* [TASK OBJECTIVE]
Omit every image, and transcribe the remaining entries exactly as given.

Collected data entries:
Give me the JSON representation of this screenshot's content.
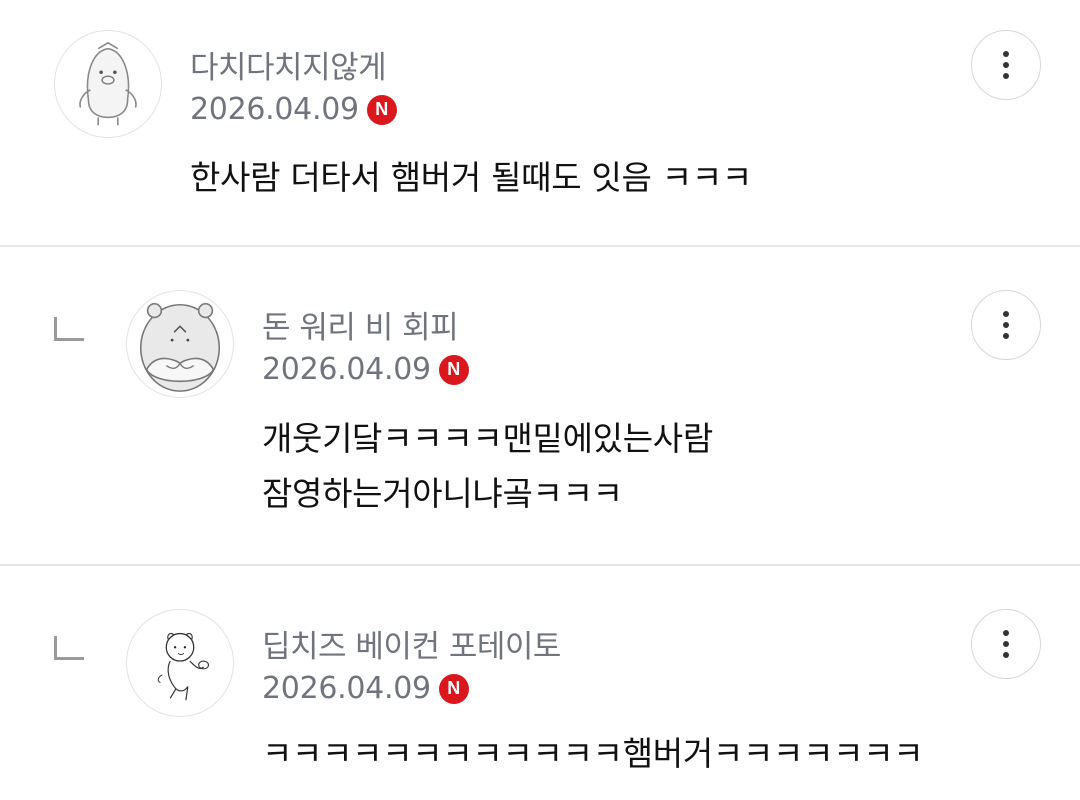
{
  "comments": [
    {
      "nickname": "다치다치지않게",
      "date": "2026.04.09",
      "badge": "N",
      "text": "한사람 더타서 햄버거 될때도 잇음 ㅋㅋㅋ",
      "avatar_icon": "penguin-avatar-icon"
    },
    {
      "nickname": "돈 워리 비 회피",
      "date": "2026.04.09",
      "badge": "N",
      "text": "개웃기닼ㅋㅋㅋㅋ맨밑에있는사람\n잠영하는거아니냐곸ㅋㅋㅋ",
      "avatar_icon": "hamster-avatar-icon"
    },
    {
      "nickname": "딥치즈 베이컨 포테이토",
      "date": "2026.04.09",
      "badge": "N",
      "text": "ㅋㅋㅋㅋㅋㅋㅋㅋㅋㅋㅋㅋ햄버거ㅋㅋㅋㅋㅋㅋㅋ",
      "avatar_icon": "sketch-character-avatar-icon"
    }
  ],
  "colors": {
    "badge": "#d9171d",
    "meta_text": "#70757d",
    "body_text": "#111111",
    "divider": "#e6e6e6"
  }
}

* [THE OUTPUT]
Give me the JSON representation of this screenshot's content.
{
  "comments": [
    {
      "nickname": "다치다치지않게",
      "date": "2026.04.09",
      "badge": "N",
      "text": "한사람 더타서 햄버거 될때도 잇음 ㅋㅋㅋ",
      "avatar_icon": "penguin-avatar-icon"
    },
    {
      "nickname": "돈 워리 비 회피",
      "date": "2026.04.09",
      "badge": "N",
      "text": "개웃기닼ㅋㅋㅋㅋ맨밑에있는사람\n잠영하는거아니냐곸ㅋㅋㅋ",
      "avatar_icon": "hamster-avatar-icon"
    },
    {
      "nickname": "딥치즈 베이컨 포테이토",
      "date": "2026.04.09",
      "badge": "N",
      "text": "ㅋㅋㅋㅋㅋㅋㅋㅋㅋㅋㅋㅋ햄버거ㅋㅋㅋㅋㅋㅋㅋ",
      "avatar_icon": "sketch-character-avatar-icon"
    }
  ],
  "colors": {
    "badge": "#d9171d",
    "meta_text": "#70757d",
    "body_text": "#111111",
    "divider": "#e6e6e6"
  }
}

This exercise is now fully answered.